(Saved data entries)
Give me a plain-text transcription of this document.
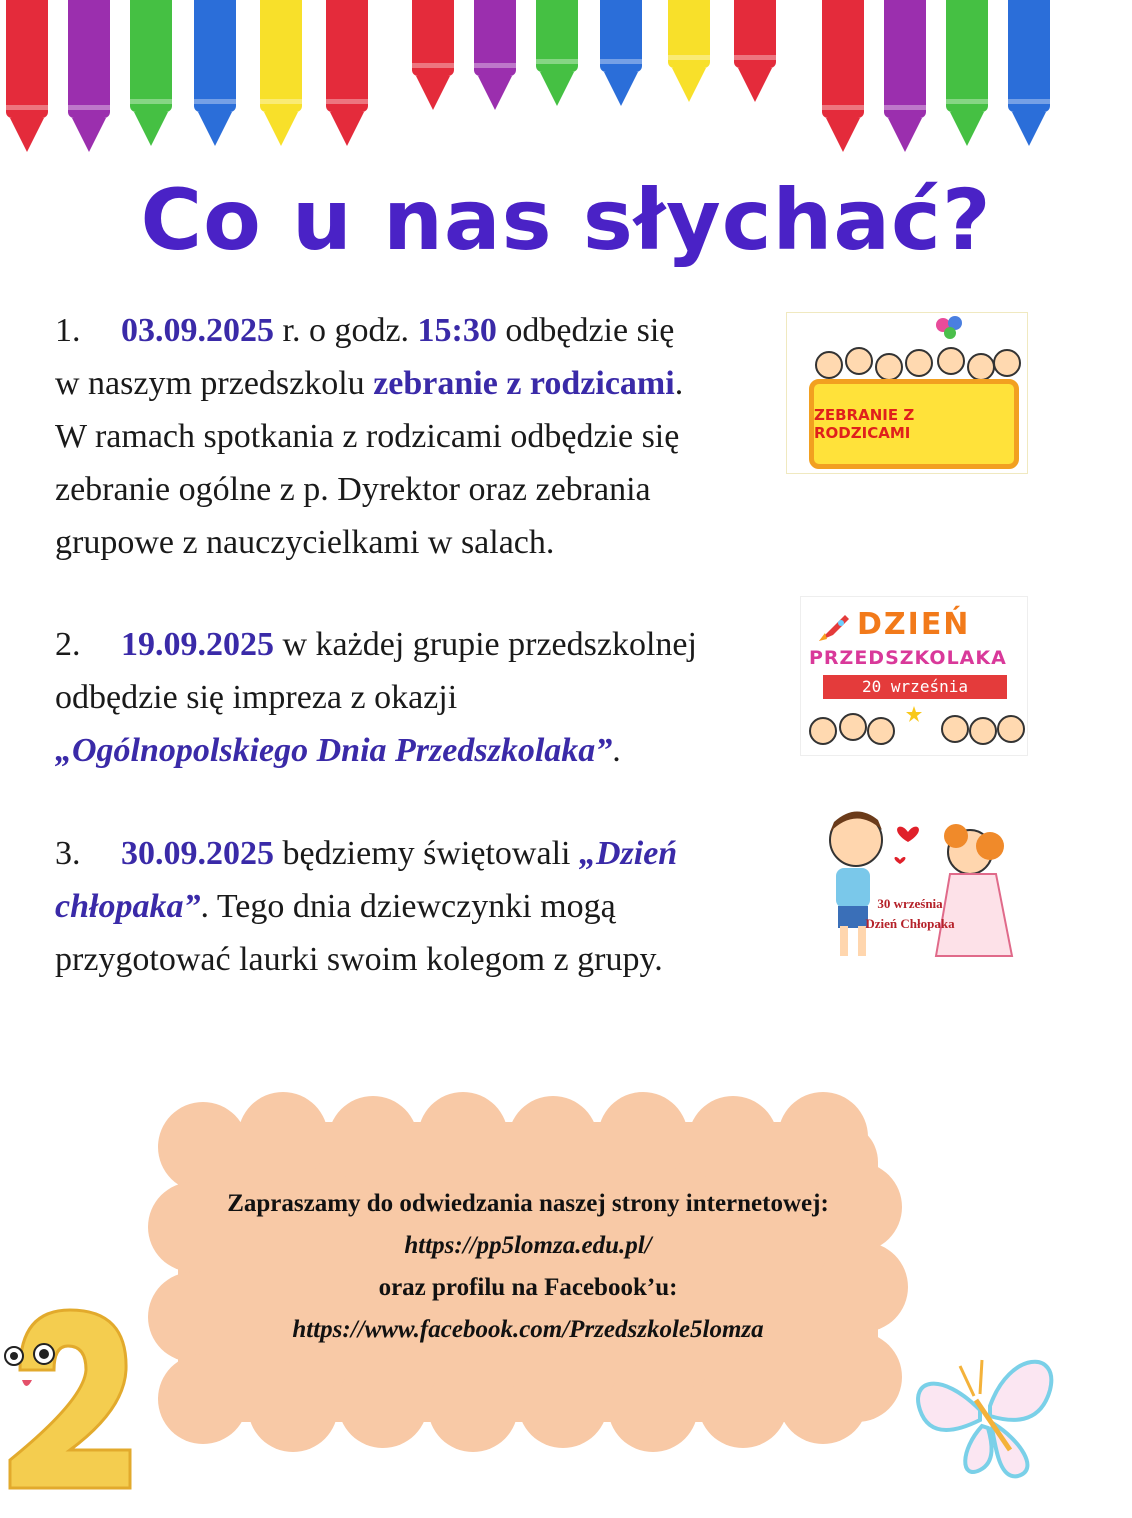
Co u nas słychać?
1. 03.09.2025 r. o godz. 15:30 odbędzie się
w naszym przedszkolu zebranie z rodzicami.
W ramach spotkania z rodzicami odbędzie się
zebranie ogólne z p. Dyrektor oraz zebrania
grupowe z nauczycielkami w salach.
2. 19.09.2025 w każdej grupie przedszkolnej
odbędzie się impreza z okazji
„Ogólnopolskiego Dnia Przedszkolaka”.
3. 30.09.2025 będziemy świętowali „Dzień
chłopaka”. Tego dnia dziewczynki mogą
przygotować laurki swoim kolegom z grupy.
ZEBRANIE Z RODZICAMI
DZIEŃ
PRZEDSZKOLAKA
20 września
30 września
Dzień Chłopaka
Zapraszamy do odwiedzania naszej strony internetowej:
https://pp5lomza.edu.pl/
oraz profilu na Facebook’u:
https://www.facebook.com/Przedszkole5lomza
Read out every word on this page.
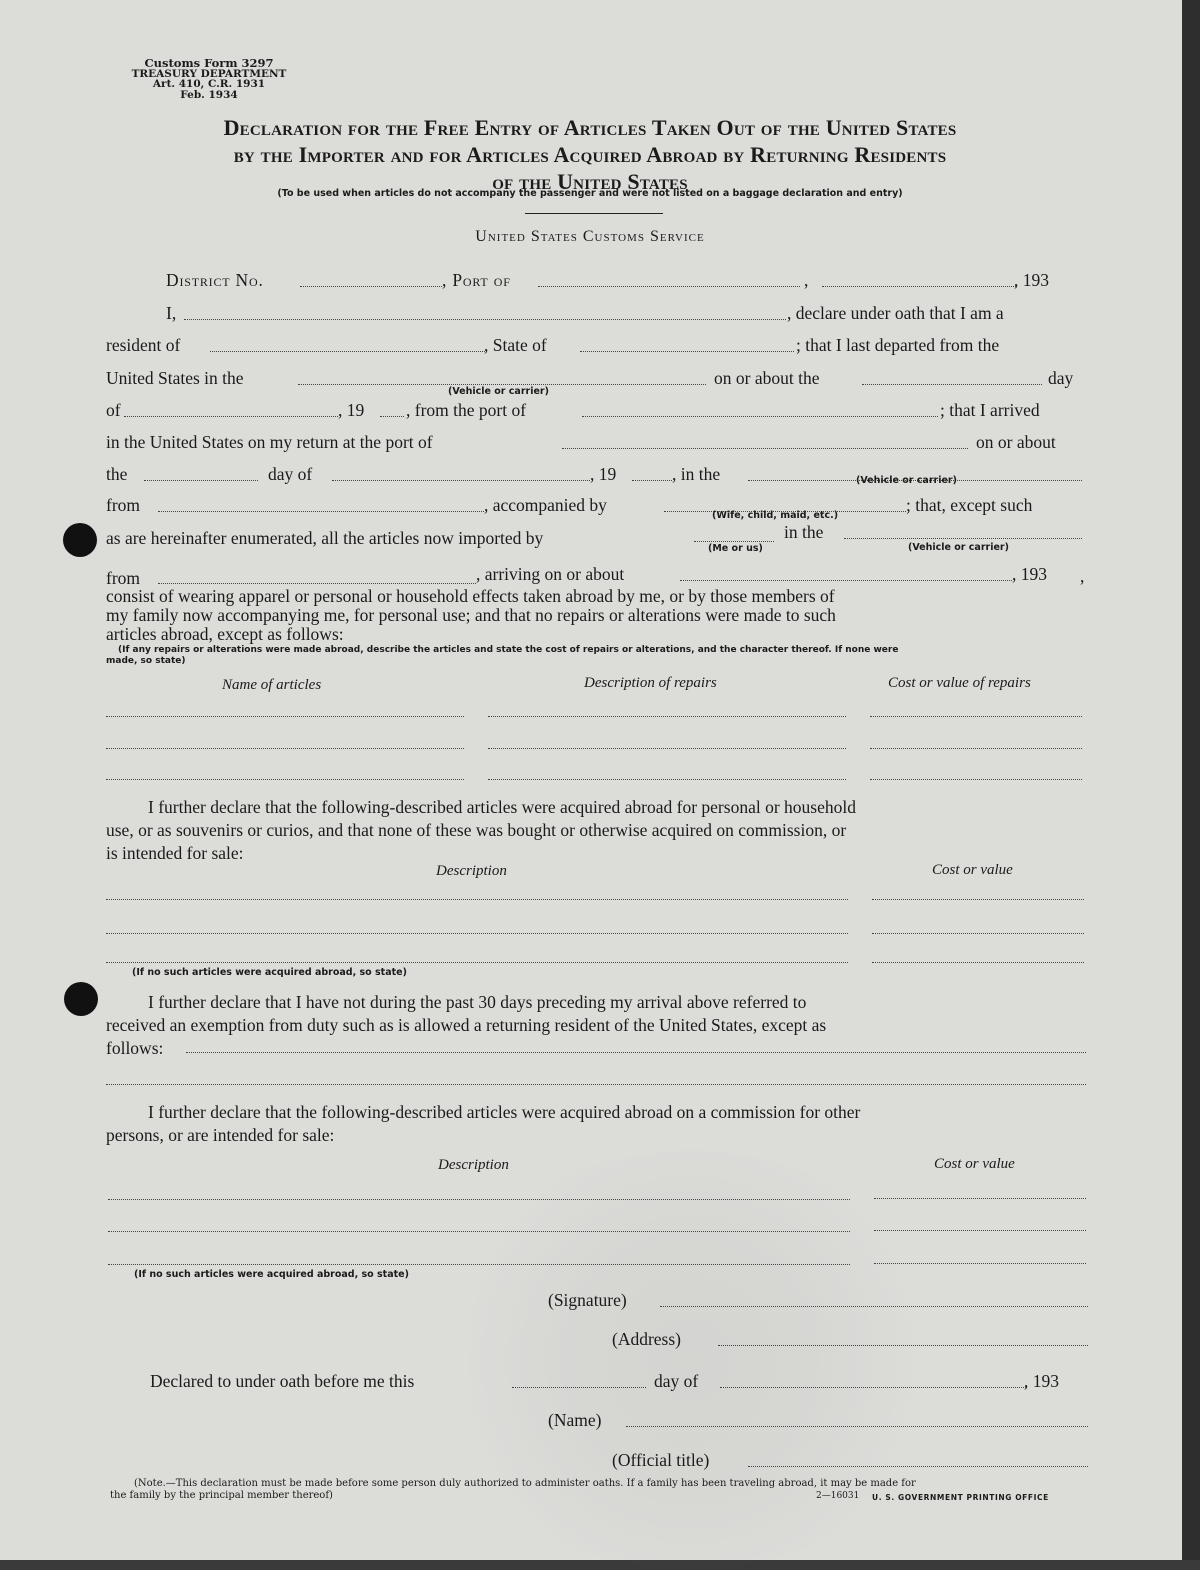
Customs Form 3297
TREASURY DEPARTMENT
Art. 410, C.R. 1931
Feb. 1934
Declaration for the Free Entry of Articles Taken Out of the United States
by the Importer and for Articles Acquired Abroad by Returning Residents
of the United States
(To be used when articles do not accompany the passenger and were not listed on a baggage declaration and entry)
United States Customs Service
District No.	, Port of	,	, 193
I,	, declare under oath that I am a
resident of	, State of	; that I last departed from the
United States in the
(Vehicle or carrier)
on or about the	day
of	, 19 , from the port of	; that I arrived
in the United States on my return at the port of	on or about
the	day of	, 19	, in the	(Vehicle or carrier)
from	, accompanied by
(Wife, child, maid, etc.)
; that, except such
as are hereinafter enumerated, all the articles now imported by
(Me or us)
in the
(Vehicle or carrier)
from	, arriving on or about	, 193 ,
consist of wearing apparel or personal or household effects taken abroad by me, or by those members of
my family now accompanying me, for personal use; and that no repairs or alterations were made to such
articles abroad, except as follows:
(If any repairs or alterations were made abroad, describe the articles and state the cost of repairs or alterations, and the character thereof. If none were
made, so state)
Name of articles	Description of repairs	Cost or value of repairs
I further declare that the following-described articles were acquired abroad for personal or household
use, or as souvenirs or curios, and that none of these was bought or otherwise acquired on commission, or
is intended for sale:
Description	Cost or value
(If no such articles were acquired abroad, so state)
I further declare that I have not during the past 30 days preceding my arrival above referred to
received an exemption from duty such as is allowed a returning resident of the United States, except as
follows:
I further declare that the following-described articles were acquired abroad on a commission for other
persons, or are intended for sale:
Description	Cost or value
(If no such articles were acquired abroad, so state)
(Signature)
(Address)
Declared to under oath before me this	day of	, 193
(Name)
(Official title)
(Note.—This declaration must be made before some person duly authorized to administer oaths. If a family has been traveling abroad, it may be made for
the family by the principal member thereof)	2—16031 U. S. GOVERNMENT PRINTING OFFICE
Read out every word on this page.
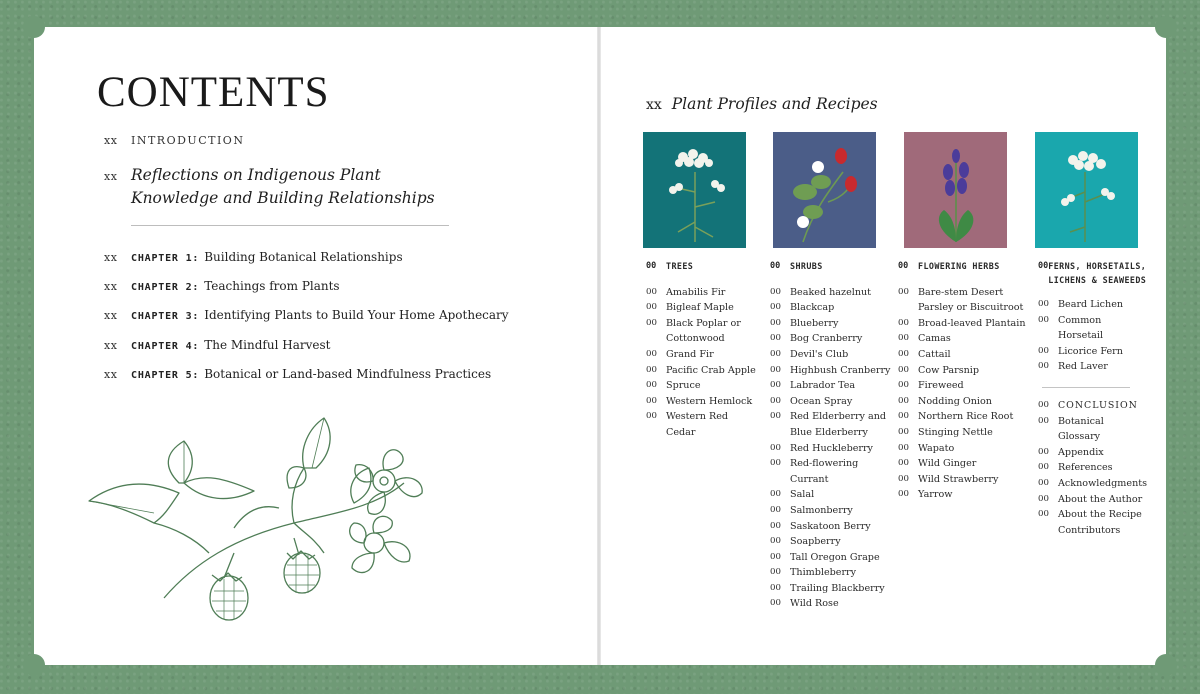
CONTENTS
xx	INTRODUCTION
xx Reflections on Indigenous Plant Knowledge and Building Relationships
xx	CHAPTER 1: Building Botanical Relationships
xx	CHAPTER 2: Teachings from Plants
xx	CHAPTER 3: Identifying Plants to Build Your Home Apothecary
xx	CHAPTER 4: The Mindful Harvest
xx	CHAPTER 5: Botanical or Land-based Mindfulness Practices
xx Plant Profiles and Recipes
00	TREES
00 Amabilis Fir
00 Bigleaf Maple
00 Black Poplar or Cottonwood
00 Grand Fir
00 Pacific Crab Apple
00 Spruce
00 Western Hemlock
00 Western Red Cedar
00	SHRUBS
00 Beaked hazelnut
00 Blackcap
00 Blueberry
00 Bog Cranberry
00 Devil's Club
00 Highbush Cranberry
00 Labrador Tea
00 Ocean Spray
00 Red Elderberry and Blue Elderberry
00 Red Huckleberry
00 Red-flowering Currant
00 Salal
00 Salmonberry
00 Saskatoon Berry
00 Soapberry
00 Tall Oregon Grape
00 Thimbleberry
00 Trailing Blackberry
00 Wild Rose
00	FLOWERING HERBS
00 Bare-stem Desert Parsley or Biscuitroot
00 Broad-leaved Plantain
00 Camas
00 Cattail
00 Cow Parsnip
00 Fireweed
00 Nodding Onion
00 Northern Rice Root
00 Stinging Nettle
00 Wapato
00 Wild Ginger
00 Wild Strawberry
00 Yarrow
00 FERNS, HORSETAILS, LICHENS & SEAWEEDS
00 Beard Lichen
00 Common Horsetail
00 Licorice Fern
00 Red Laver
00 CONCLUSION
00 Botanical Glossary
00 Appendix
00 References
00 Acknowledgments
00 About the Author
00 About the Recipe Contributors
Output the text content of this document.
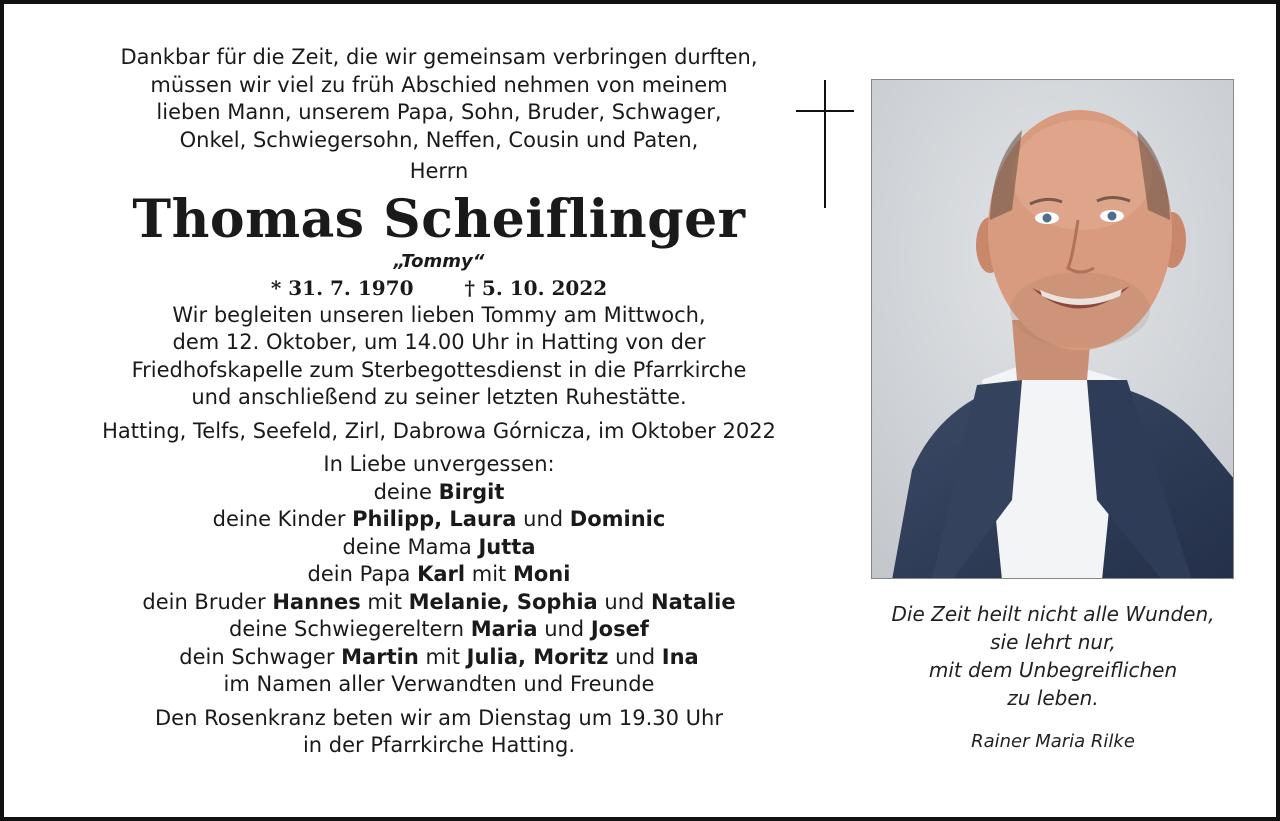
Dankbar für die Zeit, die wir gemeinsam verbringen durften,
müssen wir viel zu früh Abschied nehmen von meinem
lieben Mann, unserem Papa, Sohn, Bruder, Schwager,
Onkel, Schwiegersohn, Neffen, Cousin und Paten,
Herrn
Thomas Scheiflinger
„Tommy“
* 31. 7. 1970	† 5. 10. 2022
Wir begleiten unseren lieben Tommy am Mittwoch,
dem 12. Oktober, um 14.00 Uhr in Hatting von der
Friedhofskapelle zum Sterbegottesdienst in die Pfarrkirche
und anschließend zu seiner letzten Ruhestätte.
Hatting, Telfs, Seefeld, Zirl, Dabrowa Górnicza, im Oktober 2022
In Liebe unvergessen:
deine Birgit
deine Kinder Philipp, Laura und Dominic
deine Mama Jutta
dein Papa Karl mit Moni
dein Bruder Hannes mit Melanie, Sophia und Natalie
deine Schwiegereltern Maria und Josef
dein Schwager Martin mit Julia, Moritz und Ina
im Namen aller Verwandten und Freunde
Den Rosenkranz beten wir am Dienstag um 19.30 Uhr
in der Pfarrkirche Hatting.
Die Zeit heilt nicht alle Wunden,
sie lehrt nur,
mit dem Unbegreiflichen
zu leben.
Rainer Maria Rilke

What the task requires: Every entry must be reproduced exactly, with the images left out.

Response below:
Give me a plain-text transcription of this document.
Co u nas słychać?
1. 03.09.2025 r. o godz. 15:30 odbędzie się
w naszym przedszkolu zebranie z rodzicami.
W ramach spotkania z rodzicami odbędzie się
zebranie ogólne z p. Dyrektor oraz zebrania
grupowe z nauczycielkami w salach.
2. 19.09.2025 w każdej grupie przedszkolnej
odbędzie się impreza z okazji
„Ogólnopolskiego Dnia Przedszkolaka”.
3. 30.09.2025 będziemy świętowali „Dzień
chłopaka”. Tego dnia dziewczynki mogą
przygotować laurki swoim kolegom z grupy.
ZEBRANIE Z RODZICAMI
DZIEŃ
PRZEDSZKOLAKA
20 września
30 września
Dzień Chłopaka
Zapraszamy do odwiedzania naszej strony internetowej:
https://pp5lomza.edu.pl/
oraz profilu na Facebook’u:
https://www.facebook.com/Przedszkole5lomza
Read out every word on this page.
Customs Form 3297
TREASURY DEPARTMENT
Art. 410, C.R. 1931
Feb. 1934
Declaration for the Free Entry of Articles Taken Out of the United States
by the Importer and for Articles Acquired Abroad by Returning Residents
of the United States
(To be used when articles do not accompany the passenger and were not listed on a baggage declaration and entry)
United States Customs Service
District No.	, Port of	,	, 193
I,	, declare under oath that I am a
resident of	, State of	; that I last departed from the
United States in the
(Vehicle or carrier)
on or about the	day
of	, 19 , from the port of	; that I arrived
in the United States on my return at the port of	on or about
the	day of	, 19	, in the	(Vehicle or carrier)
from	, accompanied by
(Wife, child, maid, etc.)
; that, except such
as are hereinafter enumerated, all the articles now imported by
(Me or us)
in the
(Vehicle or carrier)
from	, arriving on or about	, 193 ,
consist of wearing apparel or personal or household effects taken abroad by me, or by those members of
my family now accompanying me, for personal use; and that no repairs or alterations were made to such
articles abroad, except as follows:
(If any repairs or alterations were made abroad, describe the articles and state the cost of repairs or alterations, and the character thereof. If none were
made, so state)
Name of articles	Description of repairs	Cost or value of repairs
I further declare that the following-described articles were acquired abroad for personal or household
use, or as souvenirs or curios, and that none of these was bought or otherwise acquired on commission, or
is intended for sale:
Description	Cost or value
(If no such articles were acquired abroad, so state)
I further declare that I have not during the past 30 days preceding my arrival above referred to
received an exemption from duty such as is allowed a returning resident of the United States, except as
follows:
I further declare that the following-described articles were acquired abroad on a commission for other
persons, or are intended for sale:
Description	Cost or value
(If no such articles were acquired abroad, so state)
(Signature)
(Address)
Declared to under oath before me this	day of	, 193
(Name)
(Official title)
(Note.—This declaration must be made before some person duly authorized to administer oaths. If a family has been traveling abroad, it may be made for
the family by the principal member thereof)	2—16031 U. S. GOVERNMENT PRINTING OFFICE
Read out every word on this page.
CONTENTS
xx	INTRODUCTION
xx Reflections on Indigenous Plant Knowledge and Building Relationships
xx	CHAPTER 1: Building Botanical Relationships
xx	CHAPTER 2: Teachings from Plants
xx	CHAPTER 3: Identifying Plants to Build Your Home Apothecary
xx	CHAPTER 4: The Mindful Harvest
xx	CHAPTER 5: Botanical or Land-based Mindfulness Practices
xx Plant Profiles and Recipes
00	TREES
00 Amabilis Fir
00 Bigleaf Maple
00 Black Poplar or Cottonwood
00 Grand Fir
00 Pacific Crab Apple
00 Spruce
00 Western Hemlock
00 Western Red Cedar
00	SHRUBS
00 Beaked hazelnut
00 Blackcap
00 Blueberry
00 Bog Cranberry
00 Devil's Club
00 Highbush Cranberry
00 Labrador Tea
00 Ocean Spray
00 Red Elderberry and Blue Elderberry
00 Red Huckleberry
00 Red-flowering Currant
00 Salal
00 Salmonberry
00 Saskatoon Berry
00 Soapberry
00 Tall Oregon Grape
00 Thimbleberry
00 Trailing Blackberry
00 Wild Rose
00	FLOWERING HERBS
00 Bare-stem Desert Parsley or Biscuitroot
00 Broad-leaved Plantain
00 Camas
00 Cattail
00 Cow Parsnip
00 Fireweed
00 Nodding Onion
00 Northern Rice Root
00 Stinging Nettle
00 Wapato
00 Wild Ginger
00 Wild Strawberry
00 Yarrow
00 FERNS, HORSETAILS, LICHENS & SEAWEEDS
00 Beard Lichen
00 Common Horsetail
00 Licorice Fern
00 Red Laver
00 CONCLUSION
00 Botanical Glossary
00 Appendix
00 References
00 Acknowledgments
00 About the Author
00 About the Recipe Contributors
Output the text content of this document.
Dankbar für die Zeit, die wir gemeinsam verbringen durften,
müssen wir viel zu früh Abschied nehmen von meinem
lieben Mann, unserem Papa, Sohn, Bruder, Schwager,
Onkel, Schwiegersohn, Neffen, Cousin und Paten,
Herrn
Thomas Scheiflinger
„Tommy“
* 31. 7. 1970	† 5. 10. 2022
Wir begleiten unseren lieben Tommy am Mittwoch,
dem 12. Oktober, um 14.00 Uhr in Hatting von der
Friedhofskapelle zum Sterbegottesdienst in die Pfarrkirche
und anschließend zu seiner letzten Ruhestätte.
Hatting, Telfs, Seefeld, Zirl, Dabrowa Górnicza, im Oktober 2022
In Liebe unvergessen:
deine Birgit
deine Kinder Philipp, Laura und Dominic
deine Mama Jutta
dein Papa Karl mit Moni
dein Bruder Hannes mit Melanie, Sophia und Natalie
deine Schwiegereltern Maria und Josef
dein Schwager Martin mit Julia, Moritz und Ina
im Namen aller Verwandten und Freunde
Den Rosenkranz beten wir am Dienstag um 19.30 Uhr
in der Pfarrkirche Hatting.
Die Zeit heilt nicht alle Wunden,
sie lehrt nur,
mit dem Unbegreiflichen
zu leben.
Rainer Maria Rilke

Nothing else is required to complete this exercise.